### [Stated goal]
Scan the material and copy every line in which "order" appears.

### [Extracted data]
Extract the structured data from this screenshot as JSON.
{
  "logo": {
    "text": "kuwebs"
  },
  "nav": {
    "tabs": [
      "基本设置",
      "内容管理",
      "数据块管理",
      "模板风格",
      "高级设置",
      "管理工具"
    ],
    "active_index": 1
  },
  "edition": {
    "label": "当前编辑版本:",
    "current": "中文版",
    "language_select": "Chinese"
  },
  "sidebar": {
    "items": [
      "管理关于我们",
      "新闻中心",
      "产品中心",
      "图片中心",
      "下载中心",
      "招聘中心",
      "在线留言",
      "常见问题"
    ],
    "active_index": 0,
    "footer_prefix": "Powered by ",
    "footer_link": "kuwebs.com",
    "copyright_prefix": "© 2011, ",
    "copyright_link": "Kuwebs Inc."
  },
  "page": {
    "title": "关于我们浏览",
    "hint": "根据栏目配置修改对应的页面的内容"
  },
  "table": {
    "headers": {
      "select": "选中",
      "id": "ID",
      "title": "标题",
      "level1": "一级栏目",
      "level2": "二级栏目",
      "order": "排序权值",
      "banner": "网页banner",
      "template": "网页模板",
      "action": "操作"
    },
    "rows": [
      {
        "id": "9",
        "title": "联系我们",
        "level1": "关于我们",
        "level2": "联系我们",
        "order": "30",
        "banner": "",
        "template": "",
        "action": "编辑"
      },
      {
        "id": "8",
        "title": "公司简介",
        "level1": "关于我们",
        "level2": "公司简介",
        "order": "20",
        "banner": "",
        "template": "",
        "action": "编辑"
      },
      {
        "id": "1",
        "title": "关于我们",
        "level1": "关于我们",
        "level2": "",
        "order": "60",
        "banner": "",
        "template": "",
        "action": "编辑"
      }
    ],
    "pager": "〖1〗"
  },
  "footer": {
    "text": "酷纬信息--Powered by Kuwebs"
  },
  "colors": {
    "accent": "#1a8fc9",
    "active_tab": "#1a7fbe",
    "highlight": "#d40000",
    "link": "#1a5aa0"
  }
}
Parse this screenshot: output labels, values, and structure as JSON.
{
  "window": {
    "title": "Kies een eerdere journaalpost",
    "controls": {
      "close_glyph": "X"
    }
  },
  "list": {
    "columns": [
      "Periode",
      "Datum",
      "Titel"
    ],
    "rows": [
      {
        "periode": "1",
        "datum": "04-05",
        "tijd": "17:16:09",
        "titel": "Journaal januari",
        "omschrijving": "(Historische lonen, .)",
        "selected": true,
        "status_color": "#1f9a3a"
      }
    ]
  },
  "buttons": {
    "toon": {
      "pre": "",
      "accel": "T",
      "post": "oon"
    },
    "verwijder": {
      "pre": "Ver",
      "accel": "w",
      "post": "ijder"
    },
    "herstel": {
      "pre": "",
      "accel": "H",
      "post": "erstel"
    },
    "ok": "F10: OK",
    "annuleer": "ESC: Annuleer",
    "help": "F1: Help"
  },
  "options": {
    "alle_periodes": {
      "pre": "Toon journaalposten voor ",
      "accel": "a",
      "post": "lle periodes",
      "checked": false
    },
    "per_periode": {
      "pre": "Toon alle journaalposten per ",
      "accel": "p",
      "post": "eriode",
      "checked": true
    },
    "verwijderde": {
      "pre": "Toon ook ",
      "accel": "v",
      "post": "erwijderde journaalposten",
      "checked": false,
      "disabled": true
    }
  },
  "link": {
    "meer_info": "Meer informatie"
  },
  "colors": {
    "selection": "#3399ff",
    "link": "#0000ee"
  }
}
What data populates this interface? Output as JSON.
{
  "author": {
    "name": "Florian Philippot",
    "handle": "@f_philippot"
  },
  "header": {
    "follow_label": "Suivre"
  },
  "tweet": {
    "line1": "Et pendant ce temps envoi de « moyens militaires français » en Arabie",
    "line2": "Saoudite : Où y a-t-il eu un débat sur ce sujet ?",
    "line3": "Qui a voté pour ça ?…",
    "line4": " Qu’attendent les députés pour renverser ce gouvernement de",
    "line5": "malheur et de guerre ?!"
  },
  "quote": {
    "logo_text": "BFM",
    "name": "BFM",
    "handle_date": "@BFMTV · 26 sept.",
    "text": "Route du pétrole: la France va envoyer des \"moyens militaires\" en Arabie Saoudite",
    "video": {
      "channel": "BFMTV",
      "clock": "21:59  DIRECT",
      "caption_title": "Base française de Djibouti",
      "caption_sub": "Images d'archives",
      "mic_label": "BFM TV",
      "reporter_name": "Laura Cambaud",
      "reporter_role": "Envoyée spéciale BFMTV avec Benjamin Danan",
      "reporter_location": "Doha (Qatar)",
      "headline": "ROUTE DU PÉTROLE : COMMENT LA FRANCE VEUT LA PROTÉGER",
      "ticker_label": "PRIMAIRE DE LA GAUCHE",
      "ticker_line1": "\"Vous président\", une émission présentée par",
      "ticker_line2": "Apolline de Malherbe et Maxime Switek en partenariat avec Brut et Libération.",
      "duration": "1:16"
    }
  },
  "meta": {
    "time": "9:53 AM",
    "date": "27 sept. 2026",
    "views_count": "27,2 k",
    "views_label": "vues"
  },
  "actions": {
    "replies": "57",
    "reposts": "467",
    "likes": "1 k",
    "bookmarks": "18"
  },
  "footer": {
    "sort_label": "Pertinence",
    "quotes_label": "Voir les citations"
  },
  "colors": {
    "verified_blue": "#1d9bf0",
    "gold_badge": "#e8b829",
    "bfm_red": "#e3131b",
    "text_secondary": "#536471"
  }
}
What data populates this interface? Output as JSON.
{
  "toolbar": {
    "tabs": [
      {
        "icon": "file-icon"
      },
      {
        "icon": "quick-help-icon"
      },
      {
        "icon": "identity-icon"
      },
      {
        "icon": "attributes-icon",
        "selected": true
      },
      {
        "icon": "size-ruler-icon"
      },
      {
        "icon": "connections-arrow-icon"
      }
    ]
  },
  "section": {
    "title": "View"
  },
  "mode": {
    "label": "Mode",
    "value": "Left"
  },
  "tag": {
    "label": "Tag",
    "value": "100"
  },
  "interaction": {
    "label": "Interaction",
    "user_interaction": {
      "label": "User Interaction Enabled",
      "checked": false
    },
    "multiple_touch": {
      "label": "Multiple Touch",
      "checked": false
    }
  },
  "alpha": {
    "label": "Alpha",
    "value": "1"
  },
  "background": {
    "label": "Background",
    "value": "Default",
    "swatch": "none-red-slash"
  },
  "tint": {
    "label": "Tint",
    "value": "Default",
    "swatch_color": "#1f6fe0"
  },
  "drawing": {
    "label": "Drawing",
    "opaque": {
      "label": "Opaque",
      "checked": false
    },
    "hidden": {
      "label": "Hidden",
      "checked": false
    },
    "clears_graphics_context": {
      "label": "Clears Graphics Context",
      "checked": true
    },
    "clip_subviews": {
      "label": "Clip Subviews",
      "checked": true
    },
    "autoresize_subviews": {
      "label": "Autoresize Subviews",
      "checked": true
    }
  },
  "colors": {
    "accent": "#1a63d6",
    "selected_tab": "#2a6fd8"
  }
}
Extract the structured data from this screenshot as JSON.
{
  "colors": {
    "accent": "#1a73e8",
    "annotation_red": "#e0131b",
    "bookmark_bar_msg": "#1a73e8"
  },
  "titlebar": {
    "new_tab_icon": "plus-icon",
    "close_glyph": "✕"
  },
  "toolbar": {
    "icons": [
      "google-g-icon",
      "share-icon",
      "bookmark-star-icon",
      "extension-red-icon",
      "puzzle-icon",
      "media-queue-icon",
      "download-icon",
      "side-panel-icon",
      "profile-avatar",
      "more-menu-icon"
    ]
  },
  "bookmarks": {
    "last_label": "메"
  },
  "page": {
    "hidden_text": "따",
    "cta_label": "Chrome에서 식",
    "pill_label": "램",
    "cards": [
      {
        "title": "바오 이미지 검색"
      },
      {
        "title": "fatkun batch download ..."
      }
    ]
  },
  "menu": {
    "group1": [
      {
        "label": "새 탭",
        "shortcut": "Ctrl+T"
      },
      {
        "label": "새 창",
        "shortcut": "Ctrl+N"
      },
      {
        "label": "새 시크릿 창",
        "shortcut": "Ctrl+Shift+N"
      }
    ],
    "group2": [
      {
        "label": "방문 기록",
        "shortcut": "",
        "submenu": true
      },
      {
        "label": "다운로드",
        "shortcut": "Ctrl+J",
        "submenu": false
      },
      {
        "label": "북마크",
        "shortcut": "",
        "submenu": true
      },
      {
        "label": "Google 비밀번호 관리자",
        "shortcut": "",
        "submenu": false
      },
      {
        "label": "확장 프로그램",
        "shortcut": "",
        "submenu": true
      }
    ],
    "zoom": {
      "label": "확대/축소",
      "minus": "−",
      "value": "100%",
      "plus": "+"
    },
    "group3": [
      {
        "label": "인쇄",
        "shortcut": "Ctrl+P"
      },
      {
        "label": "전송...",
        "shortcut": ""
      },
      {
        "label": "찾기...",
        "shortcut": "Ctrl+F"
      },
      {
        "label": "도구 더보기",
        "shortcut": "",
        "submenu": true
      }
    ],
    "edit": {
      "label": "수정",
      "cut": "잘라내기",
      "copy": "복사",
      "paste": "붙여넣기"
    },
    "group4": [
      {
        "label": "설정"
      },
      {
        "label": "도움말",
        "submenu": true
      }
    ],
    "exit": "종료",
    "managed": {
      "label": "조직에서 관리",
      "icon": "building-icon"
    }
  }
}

### [Exercise result]
      "order": "排序权值",
        "order": "30",
        "order": "20",
        "order": "60",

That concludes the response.